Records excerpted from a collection
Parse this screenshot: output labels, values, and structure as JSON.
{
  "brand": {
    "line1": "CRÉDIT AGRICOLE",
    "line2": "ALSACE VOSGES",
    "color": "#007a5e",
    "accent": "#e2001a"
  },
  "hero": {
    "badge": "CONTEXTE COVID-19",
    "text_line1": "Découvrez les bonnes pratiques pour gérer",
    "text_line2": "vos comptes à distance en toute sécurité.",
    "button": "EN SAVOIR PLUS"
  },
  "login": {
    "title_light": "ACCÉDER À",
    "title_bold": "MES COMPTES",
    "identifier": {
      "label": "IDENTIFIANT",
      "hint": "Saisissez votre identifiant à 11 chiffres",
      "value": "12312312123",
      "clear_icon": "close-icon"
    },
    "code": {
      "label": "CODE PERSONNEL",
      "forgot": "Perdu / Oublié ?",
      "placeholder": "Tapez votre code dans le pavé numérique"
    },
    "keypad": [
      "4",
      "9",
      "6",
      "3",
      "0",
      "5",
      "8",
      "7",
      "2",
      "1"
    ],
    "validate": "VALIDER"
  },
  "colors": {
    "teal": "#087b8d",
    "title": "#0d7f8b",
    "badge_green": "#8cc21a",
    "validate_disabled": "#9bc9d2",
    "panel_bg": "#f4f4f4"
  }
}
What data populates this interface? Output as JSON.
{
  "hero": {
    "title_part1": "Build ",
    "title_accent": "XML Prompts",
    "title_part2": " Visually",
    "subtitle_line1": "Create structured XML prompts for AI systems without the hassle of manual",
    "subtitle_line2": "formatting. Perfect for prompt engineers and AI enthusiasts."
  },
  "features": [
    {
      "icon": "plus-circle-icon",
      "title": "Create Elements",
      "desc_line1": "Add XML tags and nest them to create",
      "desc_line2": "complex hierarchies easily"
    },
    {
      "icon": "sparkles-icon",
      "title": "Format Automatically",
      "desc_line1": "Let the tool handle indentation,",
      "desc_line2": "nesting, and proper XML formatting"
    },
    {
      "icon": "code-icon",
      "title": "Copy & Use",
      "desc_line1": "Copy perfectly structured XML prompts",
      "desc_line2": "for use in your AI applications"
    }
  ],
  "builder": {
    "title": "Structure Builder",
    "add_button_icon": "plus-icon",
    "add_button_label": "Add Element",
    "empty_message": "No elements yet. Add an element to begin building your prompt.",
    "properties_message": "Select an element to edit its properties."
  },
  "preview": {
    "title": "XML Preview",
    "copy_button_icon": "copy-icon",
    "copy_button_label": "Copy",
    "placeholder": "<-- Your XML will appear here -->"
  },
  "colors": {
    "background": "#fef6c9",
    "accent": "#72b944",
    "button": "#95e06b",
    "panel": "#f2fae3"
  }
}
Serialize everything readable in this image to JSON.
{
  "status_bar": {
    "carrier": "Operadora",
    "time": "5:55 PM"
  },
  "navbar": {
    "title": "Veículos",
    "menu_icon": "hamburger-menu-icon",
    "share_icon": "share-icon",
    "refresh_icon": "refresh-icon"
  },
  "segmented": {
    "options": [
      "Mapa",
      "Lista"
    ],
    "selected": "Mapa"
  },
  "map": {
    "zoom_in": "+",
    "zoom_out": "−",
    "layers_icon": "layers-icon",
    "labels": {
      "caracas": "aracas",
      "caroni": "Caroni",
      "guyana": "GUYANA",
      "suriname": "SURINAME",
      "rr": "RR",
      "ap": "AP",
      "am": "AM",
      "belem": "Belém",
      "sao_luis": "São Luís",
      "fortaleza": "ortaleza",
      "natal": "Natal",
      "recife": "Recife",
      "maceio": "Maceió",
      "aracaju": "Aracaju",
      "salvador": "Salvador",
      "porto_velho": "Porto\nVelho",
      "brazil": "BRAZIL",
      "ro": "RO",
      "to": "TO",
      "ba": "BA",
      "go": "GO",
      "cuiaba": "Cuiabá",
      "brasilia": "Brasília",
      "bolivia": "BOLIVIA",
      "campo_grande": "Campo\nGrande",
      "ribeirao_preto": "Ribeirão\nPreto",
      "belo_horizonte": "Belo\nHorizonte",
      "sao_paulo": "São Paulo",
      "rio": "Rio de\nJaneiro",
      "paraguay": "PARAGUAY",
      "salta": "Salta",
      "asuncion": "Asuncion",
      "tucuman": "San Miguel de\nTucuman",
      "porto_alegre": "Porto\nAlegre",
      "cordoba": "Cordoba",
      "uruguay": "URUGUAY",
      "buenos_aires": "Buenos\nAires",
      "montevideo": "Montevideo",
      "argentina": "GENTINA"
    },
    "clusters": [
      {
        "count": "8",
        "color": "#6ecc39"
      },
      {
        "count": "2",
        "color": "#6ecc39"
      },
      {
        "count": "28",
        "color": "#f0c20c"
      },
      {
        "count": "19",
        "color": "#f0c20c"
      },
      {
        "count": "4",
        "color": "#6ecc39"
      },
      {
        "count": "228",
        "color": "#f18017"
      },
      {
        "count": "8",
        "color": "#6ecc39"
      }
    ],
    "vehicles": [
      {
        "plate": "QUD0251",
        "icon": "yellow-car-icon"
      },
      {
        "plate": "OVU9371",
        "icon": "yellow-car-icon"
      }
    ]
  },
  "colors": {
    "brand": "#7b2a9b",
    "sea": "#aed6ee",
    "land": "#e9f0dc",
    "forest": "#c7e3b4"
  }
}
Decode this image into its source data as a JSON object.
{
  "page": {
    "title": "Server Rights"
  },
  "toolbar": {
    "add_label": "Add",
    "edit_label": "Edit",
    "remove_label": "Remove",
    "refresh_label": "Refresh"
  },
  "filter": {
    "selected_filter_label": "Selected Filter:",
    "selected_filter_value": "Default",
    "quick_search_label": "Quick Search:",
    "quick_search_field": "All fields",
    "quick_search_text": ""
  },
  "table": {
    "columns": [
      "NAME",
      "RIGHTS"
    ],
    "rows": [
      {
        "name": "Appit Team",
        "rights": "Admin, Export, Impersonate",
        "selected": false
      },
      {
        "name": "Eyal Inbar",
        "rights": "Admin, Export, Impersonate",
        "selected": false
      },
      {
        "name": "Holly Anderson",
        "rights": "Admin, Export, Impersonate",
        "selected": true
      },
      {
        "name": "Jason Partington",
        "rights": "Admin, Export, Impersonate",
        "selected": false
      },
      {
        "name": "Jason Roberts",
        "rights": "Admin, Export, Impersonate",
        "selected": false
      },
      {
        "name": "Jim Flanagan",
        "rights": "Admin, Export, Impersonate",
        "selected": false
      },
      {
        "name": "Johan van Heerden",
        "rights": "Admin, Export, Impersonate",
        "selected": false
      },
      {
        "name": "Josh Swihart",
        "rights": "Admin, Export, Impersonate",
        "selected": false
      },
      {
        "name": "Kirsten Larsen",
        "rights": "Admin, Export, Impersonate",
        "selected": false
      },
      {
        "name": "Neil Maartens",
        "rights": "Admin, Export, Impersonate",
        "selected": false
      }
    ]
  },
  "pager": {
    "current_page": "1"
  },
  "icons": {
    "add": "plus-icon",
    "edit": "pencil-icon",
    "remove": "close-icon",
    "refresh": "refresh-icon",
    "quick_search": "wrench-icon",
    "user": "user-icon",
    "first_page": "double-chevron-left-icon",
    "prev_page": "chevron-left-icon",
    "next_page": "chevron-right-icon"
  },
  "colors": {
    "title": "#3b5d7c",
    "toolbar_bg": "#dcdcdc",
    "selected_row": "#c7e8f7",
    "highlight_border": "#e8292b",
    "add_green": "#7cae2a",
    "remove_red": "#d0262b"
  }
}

Short task
Filter the records above and return every line that holds the word "chevron".

Task response
    "first_page": "double-chevron-left-icon",
    "prev_page": "chevron-left-icon",
    "next_page": "chevron-right-icon"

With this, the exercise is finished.